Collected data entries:
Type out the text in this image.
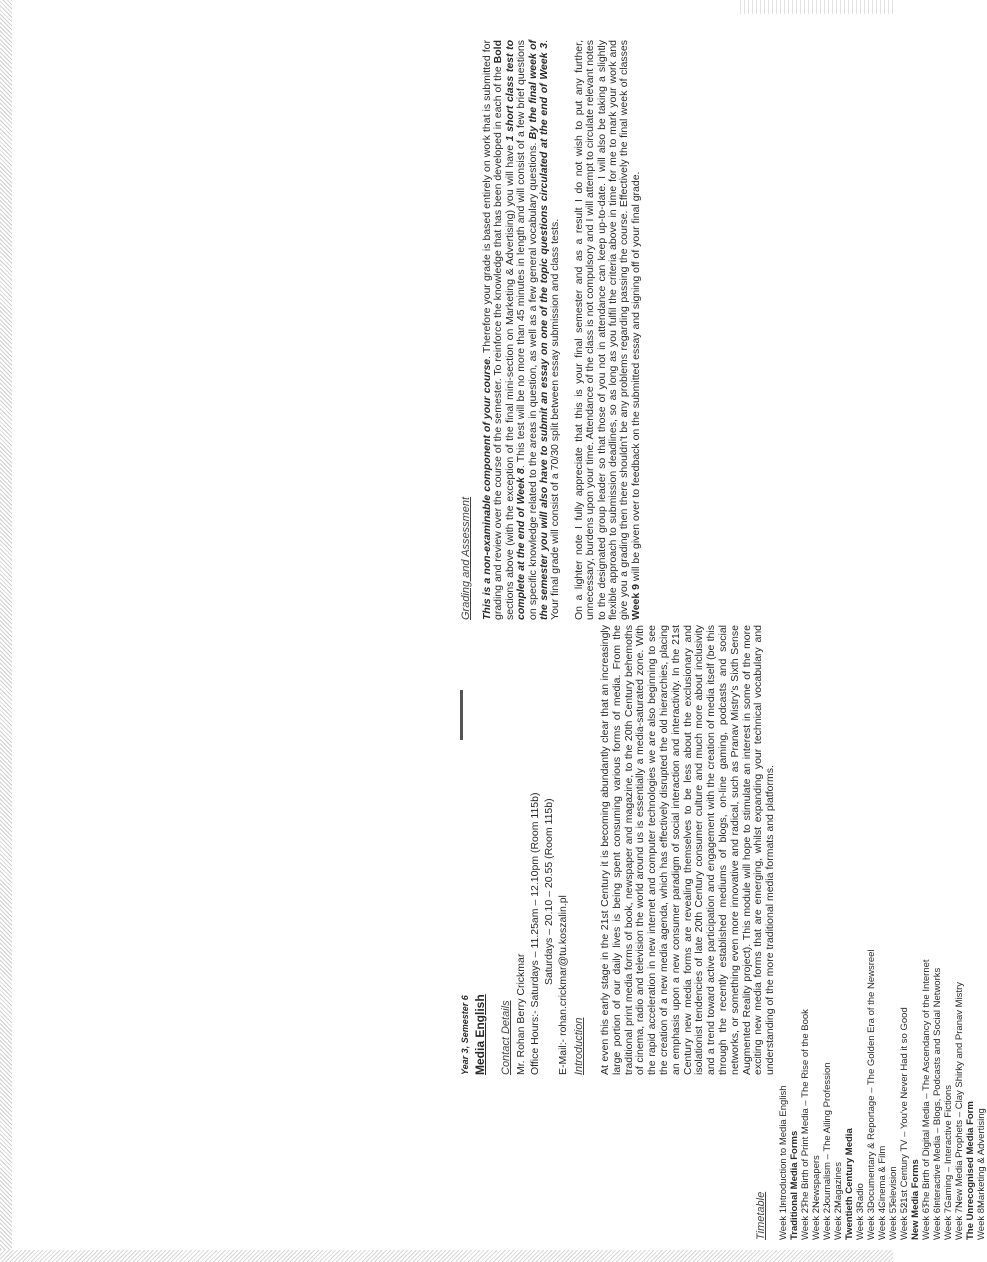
Year 3, Semester 6 Media English Contact Details Mr. Rohan Berry Crickmar Office Hours:- Saturdays – 11.25am – 12.10pm (Room 115b) Saturdays – 20.10 – 20.55 (Room 115b)
E-Mail:- rohan.crickmar@tu.koszalin.pl Introduction At even this early stage in the 21st Century it is becoming abundantly clear that an increasingly large portion of our daily lives is being spent consuming various forms of media. From the traditional print media forms of book, newspaper and magazine, to the 20th Century behemoths of cinema, radio and television the world around us is essentially a media-saturated zone. With the rapid acceleration in new internet and computer technologies we are also beginning to see the creation of a new media agenda, which has effectively disrupted the old hierarchies, placing an emphasis upon a new consumer paradigm of social interaction and interactivity. In the 21st Century new media forms are revealing themselves to be less about the exclusionary and isolationist tendencies of late 20th Century consumer culture and much more about inclusivity and a trend toward active participation and engagement with the creation of media itself (be this through the recently established mediums of blogs, on-line gaming, podcasts and social networks, or something even more innovative and radical, such as Pranav Mistry's Sixth Sense Augmented Reality project). This module will hope to stimulate an interest in some of the more exciting new media forms that are emerging, whilst expanding your technical vocabulary and understanding of the more traditional media formats and platforms.
Timetable Week 1:-Introduction to Media English Traditional Media Forms Week 2:-The Birth of Print Media – The Rise of the Book
Week 2:-Newspapers
Week 2:-Journalism – The Ailing Profession
Week 2:-Magazines Twentieth Century Media Week 3:-Radio
Week 3:-Documentary & Reportage – The Golden Era of the Newsreel
Week 4:-Cinema & Film
Week 5:-Television
Week 5:-21st Century TV – You've Never Had it so Good New Media Forms Week 6:-The Birth of Digital Media – The Ascendancy of the Internet
Week 6:-Interactive Media – Blogs, Podcasts and Social Networks
Week 7:-Gaming – Interactive Fictions
Week 7:-New Media Prophets – Clay Shirky and Pranav Mistry The Unrecognised Media Form Week 8:-Marketing & Advertising
Grading and Assessment This is a non-examinable component of your course. Therefore your grade is based entirely on work that is submitted for grading and review over the course of the semester. To reinforce the knowledge that has been developed in each of the Bold sections above (with the exception of the final mini-section on Marketing & Advertising) you will have 1 short class test to complete at the end of Week 8. This test will be no more than 45 minutes in length and will consist of a few brief questions on specific knowledge related to the areas in question, as well as a few general vocabulary questions. By the final week of the semester you will also have to submit an essay on one of the topic questions circulated at the end of Week 3. Your final grade will consist of a 70/30 split between essay submission and class tests. On a lighter note I fully appreciate that this is your final semester and as a result I do not wish to put any further, unnecessary, burdens upon your time. Attendance of the class is not compulsory and I will attempt to circulate relevant notes to the designated group leader so that those of you not in attendance can keep up-to-date. I will also be taking a slightly flexible approach to submission deadlines, so as long as you fulfil the criteria above in time for me to mark your work and give you a grading then there shouldn't be any problems regarding passing the course. Effectively the final week of classes Week 9 will be given over to feedback on the submitted essay and signing off of your final grade.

EXERCISE DIRECTIONS:
Copy out every line of the data that includes "Pranav".

OUTPUT FOR THIS EXERCISE:
E-Mail:- rohan.crickmar@tu.koszalin.pl Introduction At even this early stage in the 21st Century it is becoming abundantly clear that an increasingly large portion of our daily lives is being spent consuming various forms of media. From the traditional print media forms of book, newspaper and magazine, to the 20th Century behemoths of cinema, radio and television the world around us is essentially a media-saturated zone. With the rapid acceleration in new internet and computer technologies we are also beginning to see the creation of a new media agenda, which has effectively disrupted the old hierarchies, placing an emphasis upon a new consumer paradigm of social interaction and interactivity. In the 21st Century new media forms are revealing themselves to be less about the exclusionary and isolationist tendencies of late 20th Century consumer culture and much more about inclusivity and a trend toward active participation and engagement with the creation of media itself (be this through the recently established mediums of blogs, on-line gaming, podcasts and social networks, or something even more innovative and radical, such as Pranav Mistry's Sixth Sense Augmented Reality project). This module will hope to stimulate an interest in some of the more exciting new media forms that are emerging, whilst expanding your technical vocabulary and understanding of the more traditional media formats and platforms.
Week 7:-New Media Prophets – Clay Shirky and Pranav Mistry The Unrecognised Media Form Week 8:-Marketing & Advertising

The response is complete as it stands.